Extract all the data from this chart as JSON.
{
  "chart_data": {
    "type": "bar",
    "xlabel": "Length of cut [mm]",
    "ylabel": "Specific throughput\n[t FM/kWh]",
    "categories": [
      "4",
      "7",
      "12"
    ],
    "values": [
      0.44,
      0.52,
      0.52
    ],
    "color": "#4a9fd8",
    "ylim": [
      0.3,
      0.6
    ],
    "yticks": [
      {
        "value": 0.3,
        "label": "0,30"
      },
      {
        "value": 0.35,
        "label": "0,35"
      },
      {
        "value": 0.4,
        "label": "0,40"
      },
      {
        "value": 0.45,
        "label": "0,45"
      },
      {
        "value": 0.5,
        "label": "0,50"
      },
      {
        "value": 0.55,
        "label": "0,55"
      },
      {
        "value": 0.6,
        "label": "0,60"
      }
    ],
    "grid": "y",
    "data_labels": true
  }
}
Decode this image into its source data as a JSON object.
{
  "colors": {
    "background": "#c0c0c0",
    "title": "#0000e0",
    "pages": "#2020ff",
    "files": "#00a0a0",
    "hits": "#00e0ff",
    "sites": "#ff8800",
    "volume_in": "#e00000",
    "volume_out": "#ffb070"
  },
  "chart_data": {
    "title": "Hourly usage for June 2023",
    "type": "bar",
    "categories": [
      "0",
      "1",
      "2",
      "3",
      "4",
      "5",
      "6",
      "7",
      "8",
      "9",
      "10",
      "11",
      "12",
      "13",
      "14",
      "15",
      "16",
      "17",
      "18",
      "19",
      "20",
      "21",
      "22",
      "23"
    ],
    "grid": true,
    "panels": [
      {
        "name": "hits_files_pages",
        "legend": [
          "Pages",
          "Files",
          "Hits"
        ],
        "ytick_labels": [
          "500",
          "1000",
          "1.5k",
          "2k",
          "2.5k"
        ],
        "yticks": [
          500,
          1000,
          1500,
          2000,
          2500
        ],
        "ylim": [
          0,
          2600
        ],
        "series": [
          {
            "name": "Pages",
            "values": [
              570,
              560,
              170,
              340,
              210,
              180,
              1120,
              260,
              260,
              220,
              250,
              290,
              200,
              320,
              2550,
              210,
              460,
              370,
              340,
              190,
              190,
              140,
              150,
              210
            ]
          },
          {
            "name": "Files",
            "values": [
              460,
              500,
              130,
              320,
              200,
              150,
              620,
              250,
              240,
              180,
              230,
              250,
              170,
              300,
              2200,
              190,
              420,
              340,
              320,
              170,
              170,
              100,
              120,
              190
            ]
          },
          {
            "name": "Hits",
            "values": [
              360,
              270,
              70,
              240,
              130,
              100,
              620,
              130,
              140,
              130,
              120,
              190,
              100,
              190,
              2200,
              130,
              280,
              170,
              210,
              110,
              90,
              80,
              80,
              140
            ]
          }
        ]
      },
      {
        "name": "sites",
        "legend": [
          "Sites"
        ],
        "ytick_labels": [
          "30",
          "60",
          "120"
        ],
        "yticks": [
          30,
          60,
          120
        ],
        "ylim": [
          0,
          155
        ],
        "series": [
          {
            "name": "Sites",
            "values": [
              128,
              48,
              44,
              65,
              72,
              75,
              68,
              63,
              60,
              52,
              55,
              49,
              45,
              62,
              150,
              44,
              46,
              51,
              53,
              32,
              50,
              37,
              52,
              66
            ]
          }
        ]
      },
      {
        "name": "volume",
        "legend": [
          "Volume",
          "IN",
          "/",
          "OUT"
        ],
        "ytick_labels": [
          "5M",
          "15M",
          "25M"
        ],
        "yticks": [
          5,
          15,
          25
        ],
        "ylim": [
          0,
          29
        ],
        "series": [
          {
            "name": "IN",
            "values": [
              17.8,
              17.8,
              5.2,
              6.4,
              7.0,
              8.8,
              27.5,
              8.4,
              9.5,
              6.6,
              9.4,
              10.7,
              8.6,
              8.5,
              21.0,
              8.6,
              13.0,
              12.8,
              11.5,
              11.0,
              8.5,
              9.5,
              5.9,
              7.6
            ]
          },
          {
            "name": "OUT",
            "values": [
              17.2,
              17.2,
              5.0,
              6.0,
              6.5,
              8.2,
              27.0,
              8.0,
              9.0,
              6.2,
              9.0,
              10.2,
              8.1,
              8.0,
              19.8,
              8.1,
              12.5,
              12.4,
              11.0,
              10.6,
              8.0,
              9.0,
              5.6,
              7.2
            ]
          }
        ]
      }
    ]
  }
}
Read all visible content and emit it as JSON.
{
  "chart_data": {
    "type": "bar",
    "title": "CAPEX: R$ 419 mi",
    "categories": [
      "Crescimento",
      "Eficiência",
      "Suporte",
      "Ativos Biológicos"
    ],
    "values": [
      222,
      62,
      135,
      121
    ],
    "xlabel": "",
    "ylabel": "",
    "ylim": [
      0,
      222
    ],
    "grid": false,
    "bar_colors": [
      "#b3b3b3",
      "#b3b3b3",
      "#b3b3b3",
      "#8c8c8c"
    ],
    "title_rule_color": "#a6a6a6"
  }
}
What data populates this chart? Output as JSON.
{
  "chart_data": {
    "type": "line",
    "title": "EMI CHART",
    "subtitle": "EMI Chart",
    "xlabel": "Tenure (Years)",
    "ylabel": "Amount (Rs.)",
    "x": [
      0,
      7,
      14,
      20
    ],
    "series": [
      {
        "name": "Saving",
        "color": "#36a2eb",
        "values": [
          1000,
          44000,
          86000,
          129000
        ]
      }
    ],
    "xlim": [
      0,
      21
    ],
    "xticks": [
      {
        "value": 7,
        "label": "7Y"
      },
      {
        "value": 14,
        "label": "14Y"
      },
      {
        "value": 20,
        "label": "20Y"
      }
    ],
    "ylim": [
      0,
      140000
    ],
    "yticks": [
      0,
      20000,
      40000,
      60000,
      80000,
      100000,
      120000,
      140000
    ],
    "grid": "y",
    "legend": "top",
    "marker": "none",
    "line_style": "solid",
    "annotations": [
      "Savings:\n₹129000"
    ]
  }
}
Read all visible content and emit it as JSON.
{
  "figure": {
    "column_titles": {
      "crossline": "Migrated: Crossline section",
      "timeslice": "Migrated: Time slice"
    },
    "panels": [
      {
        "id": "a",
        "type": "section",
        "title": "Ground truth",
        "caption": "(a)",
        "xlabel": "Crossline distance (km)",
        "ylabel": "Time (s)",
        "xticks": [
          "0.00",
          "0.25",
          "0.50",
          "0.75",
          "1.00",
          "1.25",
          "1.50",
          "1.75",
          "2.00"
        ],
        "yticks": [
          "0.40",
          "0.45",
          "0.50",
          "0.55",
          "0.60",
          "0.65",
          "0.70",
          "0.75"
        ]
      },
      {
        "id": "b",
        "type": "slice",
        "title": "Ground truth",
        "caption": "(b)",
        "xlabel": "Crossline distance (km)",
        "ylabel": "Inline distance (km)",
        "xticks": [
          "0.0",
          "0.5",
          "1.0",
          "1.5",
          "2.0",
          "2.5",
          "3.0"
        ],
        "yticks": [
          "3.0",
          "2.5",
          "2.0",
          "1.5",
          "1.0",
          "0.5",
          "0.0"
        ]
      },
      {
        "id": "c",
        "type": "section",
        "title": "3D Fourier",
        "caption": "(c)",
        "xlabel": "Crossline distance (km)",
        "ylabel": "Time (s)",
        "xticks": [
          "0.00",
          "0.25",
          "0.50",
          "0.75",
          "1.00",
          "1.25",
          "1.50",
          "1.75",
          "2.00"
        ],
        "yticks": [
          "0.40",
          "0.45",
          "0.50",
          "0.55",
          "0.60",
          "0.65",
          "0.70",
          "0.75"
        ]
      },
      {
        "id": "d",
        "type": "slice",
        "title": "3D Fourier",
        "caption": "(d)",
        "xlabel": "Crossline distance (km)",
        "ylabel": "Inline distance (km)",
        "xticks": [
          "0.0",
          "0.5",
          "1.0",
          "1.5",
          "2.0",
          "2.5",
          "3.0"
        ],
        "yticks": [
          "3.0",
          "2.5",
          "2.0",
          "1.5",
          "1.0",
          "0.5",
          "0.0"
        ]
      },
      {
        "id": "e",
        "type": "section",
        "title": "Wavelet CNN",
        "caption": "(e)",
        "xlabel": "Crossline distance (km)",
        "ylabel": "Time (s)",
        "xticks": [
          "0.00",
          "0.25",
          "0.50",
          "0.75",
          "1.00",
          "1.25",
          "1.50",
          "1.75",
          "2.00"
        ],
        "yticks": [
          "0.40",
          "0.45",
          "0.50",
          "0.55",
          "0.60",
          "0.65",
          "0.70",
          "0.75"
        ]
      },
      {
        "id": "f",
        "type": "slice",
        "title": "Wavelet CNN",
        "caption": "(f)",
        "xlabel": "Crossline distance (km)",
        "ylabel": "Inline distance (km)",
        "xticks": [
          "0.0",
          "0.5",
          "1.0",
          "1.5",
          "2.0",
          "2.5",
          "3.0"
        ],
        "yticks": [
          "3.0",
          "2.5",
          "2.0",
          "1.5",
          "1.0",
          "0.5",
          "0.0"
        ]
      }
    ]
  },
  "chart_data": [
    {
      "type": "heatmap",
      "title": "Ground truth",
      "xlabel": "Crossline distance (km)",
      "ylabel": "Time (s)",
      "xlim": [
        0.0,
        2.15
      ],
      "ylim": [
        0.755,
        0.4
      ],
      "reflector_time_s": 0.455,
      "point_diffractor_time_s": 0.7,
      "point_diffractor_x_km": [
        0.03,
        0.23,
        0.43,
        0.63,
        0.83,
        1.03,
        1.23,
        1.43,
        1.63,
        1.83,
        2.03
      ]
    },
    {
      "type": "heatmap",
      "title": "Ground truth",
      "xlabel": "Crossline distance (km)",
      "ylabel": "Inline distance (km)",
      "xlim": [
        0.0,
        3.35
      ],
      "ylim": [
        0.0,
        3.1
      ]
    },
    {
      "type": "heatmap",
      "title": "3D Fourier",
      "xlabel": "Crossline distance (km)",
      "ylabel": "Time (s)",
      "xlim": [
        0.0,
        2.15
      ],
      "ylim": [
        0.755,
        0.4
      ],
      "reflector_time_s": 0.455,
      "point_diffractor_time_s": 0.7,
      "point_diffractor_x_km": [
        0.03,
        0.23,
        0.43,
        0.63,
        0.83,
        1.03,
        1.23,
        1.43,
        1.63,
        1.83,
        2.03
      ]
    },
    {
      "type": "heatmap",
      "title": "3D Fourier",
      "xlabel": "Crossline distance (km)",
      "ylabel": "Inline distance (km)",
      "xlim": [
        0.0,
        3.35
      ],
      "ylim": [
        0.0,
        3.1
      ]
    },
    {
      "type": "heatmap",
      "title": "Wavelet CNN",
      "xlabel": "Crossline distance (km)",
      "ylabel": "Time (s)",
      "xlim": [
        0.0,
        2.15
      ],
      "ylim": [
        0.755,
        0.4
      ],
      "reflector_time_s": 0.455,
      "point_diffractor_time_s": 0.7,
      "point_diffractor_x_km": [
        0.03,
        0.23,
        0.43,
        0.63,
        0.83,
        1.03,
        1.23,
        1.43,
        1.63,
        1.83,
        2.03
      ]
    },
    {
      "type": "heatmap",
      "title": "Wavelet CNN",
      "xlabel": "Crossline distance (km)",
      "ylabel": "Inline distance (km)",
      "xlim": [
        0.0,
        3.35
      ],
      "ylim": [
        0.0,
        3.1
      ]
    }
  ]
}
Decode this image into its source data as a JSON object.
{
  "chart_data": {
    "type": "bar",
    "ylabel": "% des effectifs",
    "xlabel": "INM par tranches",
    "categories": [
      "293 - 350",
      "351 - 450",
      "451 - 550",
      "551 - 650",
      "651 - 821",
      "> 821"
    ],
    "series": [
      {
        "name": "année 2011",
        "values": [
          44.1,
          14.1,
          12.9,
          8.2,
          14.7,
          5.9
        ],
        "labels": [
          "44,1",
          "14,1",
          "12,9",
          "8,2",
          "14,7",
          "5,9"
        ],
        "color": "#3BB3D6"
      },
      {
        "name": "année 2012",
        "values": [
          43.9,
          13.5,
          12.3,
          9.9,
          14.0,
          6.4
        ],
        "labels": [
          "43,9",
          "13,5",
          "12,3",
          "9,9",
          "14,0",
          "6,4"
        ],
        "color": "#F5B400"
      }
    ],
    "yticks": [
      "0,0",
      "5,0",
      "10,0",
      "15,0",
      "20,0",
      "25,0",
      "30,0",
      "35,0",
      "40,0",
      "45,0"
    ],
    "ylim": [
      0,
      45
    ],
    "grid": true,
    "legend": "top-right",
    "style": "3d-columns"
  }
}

• AIM
From the records above, copy every line that holds the word "Migrated".

• EXERCISE RESPONSE
      "crossline": "Migrated: Crossline section",
      "timeslice": "Migrated: Time slice"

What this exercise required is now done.